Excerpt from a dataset
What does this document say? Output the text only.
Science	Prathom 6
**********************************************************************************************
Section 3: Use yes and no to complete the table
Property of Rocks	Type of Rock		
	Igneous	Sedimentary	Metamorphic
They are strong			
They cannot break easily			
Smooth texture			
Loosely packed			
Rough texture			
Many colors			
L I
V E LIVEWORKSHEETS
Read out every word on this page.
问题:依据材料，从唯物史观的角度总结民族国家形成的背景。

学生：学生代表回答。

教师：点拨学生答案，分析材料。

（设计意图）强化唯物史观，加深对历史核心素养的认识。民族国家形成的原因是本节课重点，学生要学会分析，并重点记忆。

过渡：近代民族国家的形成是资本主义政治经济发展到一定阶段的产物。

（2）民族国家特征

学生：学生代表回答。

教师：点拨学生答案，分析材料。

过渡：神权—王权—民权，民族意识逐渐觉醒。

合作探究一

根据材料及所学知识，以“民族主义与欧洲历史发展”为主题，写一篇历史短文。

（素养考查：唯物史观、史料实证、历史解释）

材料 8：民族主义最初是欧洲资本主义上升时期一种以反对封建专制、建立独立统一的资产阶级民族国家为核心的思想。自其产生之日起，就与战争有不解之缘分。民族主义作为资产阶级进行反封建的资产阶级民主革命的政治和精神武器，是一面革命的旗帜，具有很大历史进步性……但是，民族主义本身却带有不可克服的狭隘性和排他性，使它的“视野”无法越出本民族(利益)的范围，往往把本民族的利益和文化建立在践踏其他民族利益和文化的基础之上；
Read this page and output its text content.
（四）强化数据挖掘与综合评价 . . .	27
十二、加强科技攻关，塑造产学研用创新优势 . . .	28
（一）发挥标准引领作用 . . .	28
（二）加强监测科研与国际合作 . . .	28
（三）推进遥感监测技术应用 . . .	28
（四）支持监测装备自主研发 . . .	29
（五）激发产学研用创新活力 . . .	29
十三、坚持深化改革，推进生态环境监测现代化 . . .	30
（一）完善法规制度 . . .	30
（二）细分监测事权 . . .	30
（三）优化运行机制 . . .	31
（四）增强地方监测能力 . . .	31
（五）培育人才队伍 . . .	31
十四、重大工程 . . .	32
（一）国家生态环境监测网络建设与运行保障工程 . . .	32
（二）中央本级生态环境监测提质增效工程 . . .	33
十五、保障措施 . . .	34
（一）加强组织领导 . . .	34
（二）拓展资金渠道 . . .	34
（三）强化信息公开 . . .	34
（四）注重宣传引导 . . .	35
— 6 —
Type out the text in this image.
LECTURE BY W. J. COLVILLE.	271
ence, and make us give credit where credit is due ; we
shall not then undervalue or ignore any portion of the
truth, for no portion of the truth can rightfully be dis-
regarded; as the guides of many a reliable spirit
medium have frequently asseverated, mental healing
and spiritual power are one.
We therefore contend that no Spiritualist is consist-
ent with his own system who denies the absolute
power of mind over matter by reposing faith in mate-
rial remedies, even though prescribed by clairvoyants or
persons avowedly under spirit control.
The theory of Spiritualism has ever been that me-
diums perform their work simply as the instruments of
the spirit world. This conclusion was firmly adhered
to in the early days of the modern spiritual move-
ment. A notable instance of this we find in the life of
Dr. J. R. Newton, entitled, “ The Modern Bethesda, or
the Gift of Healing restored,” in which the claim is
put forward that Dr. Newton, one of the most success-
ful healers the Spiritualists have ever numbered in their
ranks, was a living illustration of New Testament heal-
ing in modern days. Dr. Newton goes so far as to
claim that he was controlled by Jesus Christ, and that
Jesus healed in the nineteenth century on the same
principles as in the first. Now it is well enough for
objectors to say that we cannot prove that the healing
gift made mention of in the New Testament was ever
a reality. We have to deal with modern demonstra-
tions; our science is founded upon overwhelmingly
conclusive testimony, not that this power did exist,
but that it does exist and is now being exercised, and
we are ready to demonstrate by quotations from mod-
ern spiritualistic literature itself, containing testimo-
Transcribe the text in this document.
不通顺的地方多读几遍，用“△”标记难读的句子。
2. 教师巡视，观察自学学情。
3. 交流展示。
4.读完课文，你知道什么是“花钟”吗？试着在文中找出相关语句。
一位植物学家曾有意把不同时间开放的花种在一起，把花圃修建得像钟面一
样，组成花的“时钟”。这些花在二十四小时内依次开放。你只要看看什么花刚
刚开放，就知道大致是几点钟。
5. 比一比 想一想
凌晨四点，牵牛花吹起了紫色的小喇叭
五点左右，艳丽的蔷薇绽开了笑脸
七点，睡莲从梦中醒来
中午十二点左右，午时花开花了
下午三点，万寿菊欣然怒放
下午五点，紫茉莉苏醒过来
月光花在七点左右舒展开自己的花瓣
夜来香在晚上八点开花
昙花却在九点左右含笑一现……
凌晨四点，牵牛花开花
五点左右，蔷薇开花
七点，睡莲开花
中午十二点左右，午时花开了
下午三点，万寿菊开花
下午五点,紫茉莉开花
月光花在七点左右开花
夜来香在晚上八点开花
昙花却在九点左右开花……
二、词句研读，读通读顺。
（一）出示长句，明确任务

◆ **WHAT IS BEING ASKED**: All lines from the line containing "Transcribe the text in this document." through the end of the listing above are to be duplicated exactly; include both ends and nothing further.

◆ **RESPONSE TO THE TASK**:
Transcribe the text in this document.
不通顺的地方多读几遍，用“△”标记难读的句子。
2. 教师巡视，观察自学学情。
3. 交流展示。
4.读完课文，你知道什么是“花钟”吗？试着在文中找出相关语句。
一位植物学家曾有意把不同时间开放的花种在一起，把花圃修建得像钟面一
样，组成花的“时钟”。这些花在二十四小时内依次开放。你只要看看什么花刚
刚开放，就知道大致是几点钟。
5. 比一比 想一想
凌晨四点，牵牛花吹起了紫色的小喇叭
五点左右，艳丽的蔷薇绽开了笑脸
七点，睡莲从梦中醒来
中午十二点左右，午时花开花了
下午三点，万寿菊欣然怒放
下午五点，紫茉莉苏醒过来
月光花在七点左右舒展开自己的花瓣
夜来香在晚上八点开花
昙花却在九点左右含笑一现……
凌晨四点，牵牛花开花
五点左右，蔷薇开花
七点，睡莲开花
中午十二点左右，午时花开了
下午三点，万寿菊开花
下午五点,紫茉莉开花
月光花在七点左右开花
夜来香在晚上八点开花
昙花却在九点左右开花……
二、词句研读，读通读顺。
（一）出示长句，明确任务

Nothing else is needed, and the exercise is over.